(Goal of the exercise):
Write the material out again in full, exactly.
-- begin --
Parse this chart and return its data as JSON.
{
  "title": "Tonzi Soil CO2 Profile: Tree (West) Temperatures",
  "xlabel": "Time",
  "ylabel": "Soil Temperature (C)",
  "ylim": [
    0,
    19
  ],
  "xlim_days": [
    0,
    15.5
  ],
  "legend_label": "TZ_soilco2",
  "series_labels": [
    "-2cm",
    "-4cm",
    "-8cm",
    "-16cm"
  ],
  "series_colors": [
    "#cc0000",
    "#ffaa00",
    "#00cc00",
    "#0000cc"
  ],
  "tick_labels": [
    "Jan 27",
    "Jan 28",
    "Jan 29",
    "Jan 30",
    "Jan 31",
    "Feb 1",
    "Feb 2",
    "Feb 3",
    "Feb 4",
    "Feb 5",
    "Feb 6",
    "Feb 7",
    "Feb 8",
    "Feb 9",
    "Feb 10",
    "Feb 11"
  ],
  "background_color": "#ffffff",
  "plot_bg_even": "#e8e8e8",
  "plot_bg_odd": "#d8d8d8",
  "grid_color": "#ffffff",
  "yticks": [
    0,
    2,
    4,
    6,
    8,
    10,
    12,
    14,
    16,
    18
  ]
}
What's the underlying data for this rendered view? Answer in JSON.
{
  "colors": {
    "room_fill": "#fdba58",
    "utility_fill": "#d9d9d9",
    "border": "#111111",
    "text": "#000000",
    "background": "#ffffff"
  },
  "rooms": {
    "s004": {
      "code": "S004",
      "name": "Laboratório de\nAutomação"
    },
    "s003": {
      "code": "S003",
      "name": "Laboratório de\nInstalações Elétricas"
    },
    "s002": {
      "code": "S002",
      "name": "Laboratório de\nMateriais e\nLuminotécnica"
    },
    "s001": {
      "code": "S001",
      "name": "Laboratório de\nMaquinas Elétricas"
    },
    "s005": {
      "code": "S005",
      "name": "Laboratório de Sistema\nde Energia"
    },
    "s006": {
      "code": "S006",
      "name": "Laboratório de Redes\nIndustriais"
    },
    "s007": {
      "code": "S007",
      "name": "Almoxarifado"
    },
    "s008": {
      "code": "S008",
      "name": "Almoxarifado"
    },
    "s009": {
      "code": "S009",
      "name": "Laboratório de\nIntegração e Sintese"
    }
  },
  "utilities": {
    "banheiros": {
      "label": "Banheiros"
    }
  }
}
-- end --
(Response to the exercise):
Parse this chart and return its data as JSON.
{
  "title": "Tonzi Soil CO2 Profile: Tree (West) Temperatures",
  "xlabel": "Time",
  "ylabel": "Soil Temperature (C)",
  "ylim": [
    0,
    19
  ],
  "xlim_days": [
    0,
    15.5
  ],
  "legend_label": "TZ_soilco2",
  "series_labels": [
    "-2cm",
    "-4cm",
    "-8cm",
    "-16cm"
  ],
  "series_colors": [
    "#cc0000",
    "#ffaa00",
    "#00cc00",
    "#0000cc"
  ],
  "tick_labels": [
    "Jan 27",
    "Jan 28",
    "Jan 29",
    "Jan 30",
    "Jan 31",
    "Feb 1",
    "Feb 2",
    "Feb 3",
    "Feb 4",
    "Feb 5",
    "Feb 6",
    "Feb 7",
    "Feb 8",
    "Feb 9",
    "Feb 10",
    "Feb 11"
  ],
  "background_color": "#ffffff",
  "plot_bg_even": "#e8e8e8",
  "plot_bg_odd": "#d8d8d8",
  "grid_color": "#ffffff",
  "yticks": [
    0,
    2,
    4,
    6,
    8,
    10,
    12,
    14,
    16,
    18
  ]
}
What's the underlying data for this rendered view? Answer in JSON.
{
  "colors": {
    "room_fill": "#fdba58",
    "utility_fill": "#d9d9d9",
    "border": "#111111",
    "text": "#000000",
    "background": "#ffffff"
  },
  "rooms": {
    "s004": {
      "code": "S004",
      "name": "Laboratório de\nAutomação"
    },
    "s003": {
      "code": "S003",
      "name": "Laboratório de\nInstalações Elétricas"
    },
    "s002": {
      "code": "S002",
      "name": "Laboratório de\nMateriais e\nLuminotécnica"
    },
    "s001": {
      "code": "S001",
      "name": "Laboratório de\nMaquinas Elétricas"
    },
    "s005": {
      "code": "S005",
      "name": "Laboratório de Sistema\nde Energia"
    },
    "s006": {
      "code": "S006",
      "name": "Laboratório de Redes\nIndustriais"
    },
    "s007": {
      "code": "S007",
      "name": "Almoxarifado"
    },
    "s008": {
      "code": "S008",
      "name": "Almoxarifado"
    },
    "s009": {
      "code": "S009",
      "name": "Laboratório de\nIntegração e Sintese"
    }
  },
  "utilities": {
    "banheiros": {
      "label": "Banheiros"
    }
  }
}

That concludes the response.